__Supplied information__

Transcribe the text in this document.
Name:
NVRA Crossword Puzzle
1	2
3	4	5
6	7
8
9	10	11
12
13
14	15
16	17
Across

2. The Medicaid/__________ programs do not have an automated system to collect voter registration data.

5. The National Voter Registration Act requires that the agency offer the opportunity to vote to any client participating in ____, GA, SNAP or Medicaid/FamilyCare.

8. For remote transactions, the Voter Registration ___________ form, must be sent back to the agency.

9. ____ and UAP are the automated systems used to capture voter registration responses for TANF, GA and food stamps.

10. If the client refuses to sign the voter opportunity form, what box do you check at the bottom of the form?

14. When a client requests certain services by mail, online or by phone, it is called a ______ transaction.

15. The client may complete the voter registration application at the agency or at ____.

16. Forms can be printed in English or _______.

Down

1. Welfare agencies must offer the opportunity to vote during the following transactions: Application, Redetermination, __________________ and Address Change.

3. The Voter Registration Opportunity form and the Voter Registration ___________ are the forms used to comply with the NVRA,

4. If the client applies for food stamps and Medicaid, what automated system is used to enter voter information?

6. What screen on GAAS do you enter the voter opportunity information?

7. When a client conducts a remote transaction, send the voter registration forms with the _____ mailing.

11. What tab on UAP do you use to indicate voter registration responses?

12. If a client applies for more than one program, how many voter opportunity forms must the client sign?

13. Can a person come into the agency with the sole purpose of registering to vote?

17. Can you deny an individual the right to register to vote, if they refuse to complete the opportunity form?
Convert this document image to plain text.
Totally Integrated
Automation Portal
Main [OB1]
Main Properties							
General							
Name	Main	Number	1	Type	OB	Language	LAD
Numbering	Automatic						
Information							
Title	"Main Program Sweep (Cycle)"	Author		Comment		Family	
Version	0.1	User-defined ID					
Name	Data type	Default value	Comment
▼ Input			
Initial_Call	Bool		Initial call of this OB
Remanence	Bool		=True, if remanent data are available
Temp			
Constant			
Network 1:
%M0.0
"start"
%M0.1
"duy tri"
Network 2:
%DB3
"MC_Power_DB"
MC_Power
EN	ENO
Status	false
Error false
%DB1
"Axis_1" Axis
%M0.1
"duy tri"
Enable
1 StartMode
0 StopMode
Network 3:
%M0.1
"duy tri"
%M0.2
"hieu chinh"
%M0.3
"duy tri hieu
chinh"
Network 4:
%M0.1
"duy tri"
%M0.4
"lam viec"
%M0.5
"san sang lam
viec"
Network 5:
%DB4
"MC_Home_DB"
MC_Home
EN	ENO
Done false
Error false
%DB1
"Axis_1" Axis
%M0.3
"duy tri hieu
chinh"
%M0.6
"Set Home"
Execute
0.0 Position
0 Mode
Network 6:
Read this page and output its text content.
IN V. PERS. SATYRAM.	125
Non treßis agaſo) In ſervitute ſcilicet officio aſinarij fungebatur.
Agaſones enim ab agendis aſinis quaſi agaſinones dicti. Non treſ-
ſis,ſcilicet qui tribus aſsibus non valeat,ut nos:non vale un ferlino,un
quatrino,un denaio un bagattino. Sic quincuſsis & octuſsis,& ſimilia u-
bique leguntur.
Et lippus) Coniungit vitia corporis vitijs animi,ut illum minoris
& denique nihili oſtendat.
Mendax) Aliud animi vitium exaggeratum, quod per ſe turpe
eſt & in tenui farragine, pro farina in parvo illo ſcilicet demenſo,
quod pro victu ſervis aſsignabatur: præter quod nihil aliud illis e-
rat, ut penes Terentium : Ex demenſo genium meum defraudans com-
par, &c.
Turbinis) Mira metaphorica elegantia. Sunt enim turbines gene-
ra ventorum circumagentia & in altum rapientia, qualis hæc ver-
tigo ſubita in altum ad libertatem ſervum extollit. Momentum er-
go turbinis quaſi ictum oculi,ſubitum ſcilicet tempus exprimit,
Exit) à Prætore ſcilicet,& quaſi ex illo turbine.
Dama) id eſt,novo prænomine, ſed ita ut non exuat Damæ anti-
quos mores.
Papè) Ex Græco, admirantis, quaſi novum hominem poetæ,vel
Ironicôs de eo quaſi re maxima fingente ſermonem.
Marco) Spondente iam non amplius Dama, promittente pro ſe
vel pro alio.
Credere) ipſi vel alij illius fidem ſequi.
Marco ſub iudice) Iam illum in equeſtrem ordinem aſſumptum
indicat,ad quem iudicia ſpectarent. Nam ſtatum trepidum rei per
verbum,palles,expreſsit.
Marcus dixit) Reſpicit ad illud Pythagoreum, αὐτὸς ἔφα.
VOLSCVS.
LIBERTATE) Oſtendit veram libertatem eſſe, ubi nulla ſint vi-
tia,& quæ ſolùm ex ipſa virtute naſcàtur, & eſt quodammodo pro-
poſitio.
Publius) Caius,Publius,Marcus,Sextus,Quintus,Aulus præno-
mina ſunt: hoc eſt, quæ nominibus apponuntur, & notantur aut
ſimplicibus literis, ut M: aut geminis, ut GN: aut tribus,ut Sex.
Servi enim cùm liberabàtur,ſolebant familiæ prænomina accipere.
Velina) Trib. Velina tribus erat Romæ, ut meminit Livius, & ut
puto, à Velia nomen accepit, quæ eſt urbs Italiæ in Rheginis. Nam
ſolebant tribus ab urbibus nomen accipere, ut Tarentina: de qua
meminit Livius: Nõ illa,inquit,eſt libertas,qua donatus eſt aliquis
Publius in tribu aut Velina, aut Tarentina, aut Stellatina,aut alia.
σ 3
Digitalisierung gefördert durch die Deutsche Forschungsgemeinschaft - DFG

__Work required__
Report each line of the material above where the word "Network" appears.

__The answer__
Network 1:
Network 2:
Network 3:
Network 4:
Network 5:
Network 6:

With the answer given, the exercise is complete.